> _EXERCISE DIRECTIONS_:
All lines in which the word "heat" occurs are to be extracted.

> _INPUT RECORDS_:

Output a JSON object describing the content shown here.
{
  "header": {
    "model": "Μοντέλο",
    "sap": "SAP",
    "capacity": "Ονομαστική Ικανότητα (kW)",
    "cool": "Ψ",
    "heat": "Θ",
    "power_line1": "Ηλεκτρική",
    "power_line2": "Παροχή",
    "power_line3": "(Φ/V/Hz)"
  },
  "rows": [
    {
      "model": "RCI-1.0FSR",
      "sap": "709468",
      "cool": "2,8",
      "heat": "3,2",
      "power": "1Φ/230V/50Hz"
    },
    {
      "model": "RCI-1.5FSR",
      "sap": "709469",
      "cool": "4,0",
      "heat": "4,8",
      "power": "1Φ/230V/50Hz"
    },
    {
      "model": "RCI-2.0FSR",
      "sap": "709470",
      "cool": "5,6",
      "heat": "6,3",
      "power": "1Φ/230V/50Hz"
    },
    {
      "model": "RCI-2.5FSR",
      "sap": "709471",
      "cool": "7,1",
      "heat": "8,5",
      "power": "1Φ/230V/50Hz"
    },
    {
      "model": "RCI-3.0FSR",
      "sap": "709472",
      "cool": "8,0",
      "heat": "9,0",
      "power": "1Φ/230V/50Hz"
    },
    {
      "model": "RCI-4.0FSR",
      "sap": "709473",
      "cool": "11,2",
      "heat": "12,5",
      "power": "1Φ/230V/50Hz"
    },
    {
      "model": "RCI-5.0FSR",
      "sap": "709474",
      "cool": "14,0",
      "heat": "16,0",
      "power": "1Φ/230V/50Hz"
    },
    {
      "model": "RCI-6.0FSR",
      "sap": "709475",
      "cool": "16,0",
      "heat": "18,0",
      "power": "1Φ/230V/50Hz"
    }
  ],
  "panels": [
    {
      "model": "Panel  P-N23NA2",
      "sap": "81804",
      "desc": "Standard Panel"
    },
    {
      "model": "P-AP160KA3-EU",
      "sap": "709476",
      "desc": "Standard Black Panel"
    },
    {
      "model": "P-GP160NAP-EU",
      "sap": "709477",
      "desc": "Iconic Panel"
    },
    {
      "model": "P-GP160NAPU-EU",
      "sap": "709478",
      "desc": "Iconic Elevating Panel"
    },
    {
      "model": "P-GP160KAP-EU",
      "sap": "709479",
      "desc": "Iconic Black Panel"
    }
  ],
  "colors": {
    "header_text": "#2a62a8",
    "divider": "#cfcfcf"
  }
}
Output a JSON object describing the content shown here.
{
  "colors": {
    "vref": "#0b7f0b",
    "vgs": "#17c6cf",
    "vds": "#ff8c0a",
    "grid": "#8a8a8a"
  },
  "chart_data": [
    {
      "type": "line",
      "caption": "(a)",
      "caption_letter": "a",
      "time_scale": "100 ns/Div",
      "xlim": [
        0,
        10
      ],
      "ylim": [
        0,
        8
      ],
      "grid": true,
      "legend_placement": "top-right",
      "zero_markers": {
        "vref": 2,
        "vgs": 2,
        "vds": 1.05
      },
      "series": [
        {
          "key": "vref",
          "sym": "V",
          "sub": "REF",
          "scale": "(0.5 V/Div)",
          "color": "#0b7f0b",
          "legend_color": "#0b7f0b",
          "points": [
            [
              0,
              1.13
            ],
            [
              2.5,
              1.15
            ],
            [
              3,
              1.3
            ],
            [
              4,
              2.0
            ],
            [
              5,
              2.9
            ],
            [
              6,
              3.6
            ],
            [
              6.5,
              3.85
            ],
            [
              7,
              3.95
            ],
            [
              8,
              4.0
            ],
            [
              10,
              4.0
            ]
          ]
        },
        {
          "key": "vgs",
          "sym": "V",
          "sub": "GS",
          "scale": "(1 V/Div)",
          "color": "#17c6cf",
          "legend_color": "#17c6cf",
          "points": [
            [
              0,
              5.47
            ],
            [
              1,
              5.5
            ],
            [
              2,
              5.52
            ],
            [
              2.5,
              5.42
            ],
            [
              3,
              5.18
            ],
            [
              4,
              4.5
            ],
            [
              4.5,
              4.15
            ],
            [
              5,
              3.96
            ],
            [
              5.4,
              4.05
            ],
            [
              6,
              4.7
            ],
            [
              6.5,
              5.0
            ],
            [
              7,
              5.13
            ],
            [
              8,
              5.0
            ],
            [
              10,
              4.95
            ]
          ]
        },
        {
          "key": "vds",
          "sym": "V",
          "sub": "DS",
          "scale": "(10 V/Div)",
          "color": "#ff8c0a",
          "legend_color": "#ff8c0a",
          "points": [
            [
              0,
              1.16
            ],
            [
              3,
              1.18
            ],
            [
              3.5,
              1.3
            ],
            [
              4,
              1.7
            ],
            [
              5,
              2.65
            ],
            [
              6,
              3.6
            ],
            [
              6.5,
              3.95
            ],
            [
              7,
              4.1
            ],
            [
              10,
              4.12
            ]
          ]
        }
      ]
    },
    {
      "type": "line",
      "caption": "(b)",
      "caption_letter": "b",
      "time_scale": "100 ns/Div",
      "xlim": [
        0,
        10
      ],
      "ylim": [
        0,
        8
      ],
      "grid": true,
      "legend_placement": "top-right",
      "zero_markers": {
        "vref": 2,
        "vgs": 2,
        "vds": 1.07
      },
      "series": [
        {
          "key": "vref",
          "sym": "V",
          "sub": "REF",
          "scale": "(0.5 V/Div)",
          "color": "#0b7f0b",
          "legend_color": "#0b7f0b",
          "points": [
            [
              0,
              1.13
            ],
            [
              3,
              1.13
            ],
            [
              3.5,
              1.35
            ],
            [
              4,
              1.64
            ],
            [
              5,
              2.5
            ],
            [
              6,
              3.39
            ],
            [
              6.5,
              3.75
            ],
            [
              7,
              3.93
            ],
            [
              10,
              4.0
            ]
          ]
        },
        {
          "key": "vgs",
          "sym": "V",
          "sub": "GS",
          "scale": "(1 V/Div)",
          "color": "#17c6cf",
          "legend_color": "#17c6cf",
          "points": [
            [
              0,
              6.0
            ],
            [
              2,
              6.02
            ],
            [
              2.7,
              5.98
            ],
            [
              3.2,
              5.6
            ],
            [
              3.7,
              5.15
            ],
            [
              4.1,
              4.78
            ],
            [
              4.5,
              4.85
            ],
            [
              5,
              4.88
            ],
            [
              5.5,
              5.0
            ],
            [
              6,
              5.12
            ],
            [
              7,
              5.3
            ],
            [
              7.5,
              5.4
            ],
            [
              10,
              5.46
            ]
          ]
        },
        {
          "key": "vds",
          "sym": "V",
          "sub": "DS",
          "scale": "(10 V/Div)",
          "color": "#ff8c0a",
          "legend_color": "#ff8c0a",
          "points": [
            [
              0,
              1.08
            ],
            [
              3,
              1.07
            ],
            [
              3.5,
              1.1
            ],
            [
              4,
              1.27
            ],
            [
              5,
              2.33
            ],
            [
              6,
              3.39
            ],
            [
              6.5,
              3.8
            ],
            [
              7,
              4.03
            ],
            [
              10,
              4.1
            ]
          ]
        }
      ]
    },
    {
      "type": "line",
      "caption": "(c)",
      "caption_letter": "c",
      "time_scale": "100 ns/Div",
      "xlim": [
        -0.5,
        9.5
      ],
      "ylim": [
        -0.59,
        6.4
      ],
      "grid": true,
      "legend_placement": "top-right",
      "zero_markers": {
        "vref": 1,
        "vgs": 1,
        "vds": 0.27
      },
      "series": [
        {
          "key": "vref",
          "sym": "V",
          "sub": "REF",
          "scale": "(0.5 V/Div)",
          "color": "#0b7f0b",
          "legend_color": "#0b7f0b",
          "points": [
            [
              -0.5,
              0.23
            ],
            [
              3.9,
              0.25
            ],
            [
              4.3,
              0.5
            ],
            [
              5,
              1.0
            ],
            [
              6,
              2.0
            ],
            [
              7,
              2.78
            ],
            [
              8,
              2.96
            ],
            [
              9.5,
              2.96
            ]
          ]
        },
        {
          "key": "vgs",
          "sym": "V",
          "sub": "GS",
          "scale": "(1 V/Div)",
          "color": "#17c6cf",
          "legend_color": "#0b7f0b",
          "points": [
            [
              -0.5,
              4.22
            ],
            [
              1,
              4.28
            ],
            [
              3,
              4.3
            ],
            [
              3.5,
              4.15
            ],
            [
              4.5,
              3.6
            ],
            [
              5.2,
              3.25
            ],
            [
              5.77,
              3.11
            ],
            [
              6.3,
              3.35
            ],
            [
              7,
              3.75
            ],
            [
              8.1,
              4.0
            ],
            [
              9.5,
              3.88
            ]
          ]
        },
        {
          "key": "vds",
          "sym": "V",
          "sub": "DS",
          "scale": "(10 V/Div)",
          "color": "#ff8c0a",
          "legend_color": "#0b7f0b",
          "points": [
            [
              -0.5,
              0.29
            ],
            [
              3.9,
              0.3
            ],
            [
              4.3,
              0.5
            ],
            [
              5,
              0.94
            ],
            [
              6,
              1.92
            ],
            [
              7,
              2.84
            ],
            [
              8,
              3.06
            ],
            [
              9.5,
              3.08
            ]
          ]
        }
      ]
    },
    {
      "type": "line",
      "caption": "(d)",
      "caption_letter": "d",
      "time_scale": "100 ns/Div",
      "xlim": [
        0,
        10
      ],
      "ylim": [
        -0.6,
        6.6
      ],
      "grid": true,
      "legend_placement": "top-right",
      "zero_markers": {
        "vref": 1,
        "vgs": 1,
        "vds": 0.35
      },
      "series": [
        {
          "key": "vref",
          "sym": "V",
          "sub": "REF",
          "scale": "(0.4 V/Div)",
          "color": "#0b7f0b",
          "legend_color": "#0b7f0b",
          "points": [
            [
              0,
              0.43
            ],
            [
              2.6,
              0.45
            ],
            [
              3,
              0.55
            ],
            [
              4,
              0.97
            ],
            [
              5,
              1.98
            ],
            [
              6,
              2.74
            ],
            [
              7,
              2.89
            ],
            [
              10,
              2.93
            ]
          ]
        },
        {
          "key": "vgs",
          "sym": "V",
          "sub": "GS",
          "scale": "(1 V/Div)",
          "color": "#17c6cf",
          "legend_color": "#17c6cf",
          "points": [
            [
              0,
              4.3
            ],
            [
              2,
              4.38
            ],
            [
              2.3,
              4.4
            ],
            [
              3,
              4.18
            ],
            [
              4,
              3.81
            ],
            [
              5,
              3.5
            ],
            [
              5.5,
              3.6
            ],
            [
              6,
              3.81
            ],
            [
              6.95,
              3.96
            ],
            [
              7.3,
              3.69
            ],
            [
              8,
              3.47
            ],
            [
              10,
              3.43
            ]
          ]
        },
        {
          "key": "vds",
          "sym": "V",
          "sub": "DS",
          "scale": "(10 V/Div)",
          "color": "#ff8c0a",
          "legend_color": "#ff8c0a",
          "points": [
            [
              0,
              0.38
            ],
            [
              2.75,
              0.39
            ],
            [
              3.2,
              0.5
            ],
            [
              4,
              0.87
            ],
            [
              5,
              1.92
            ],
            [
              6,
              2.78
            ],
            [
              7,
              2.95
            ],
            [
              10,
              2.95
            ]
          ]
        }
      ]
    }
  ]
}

> _RESPONSE BELOW_:
    "heat": "Θ",
      "heat": "3,2",
      "heat": "4,8",
      "heat": "6,3",
      "heat": "8,5",
      "heat": "9,0",
      "heat": "12,5",
      "heat": "16,0",
      "heat": "18,0",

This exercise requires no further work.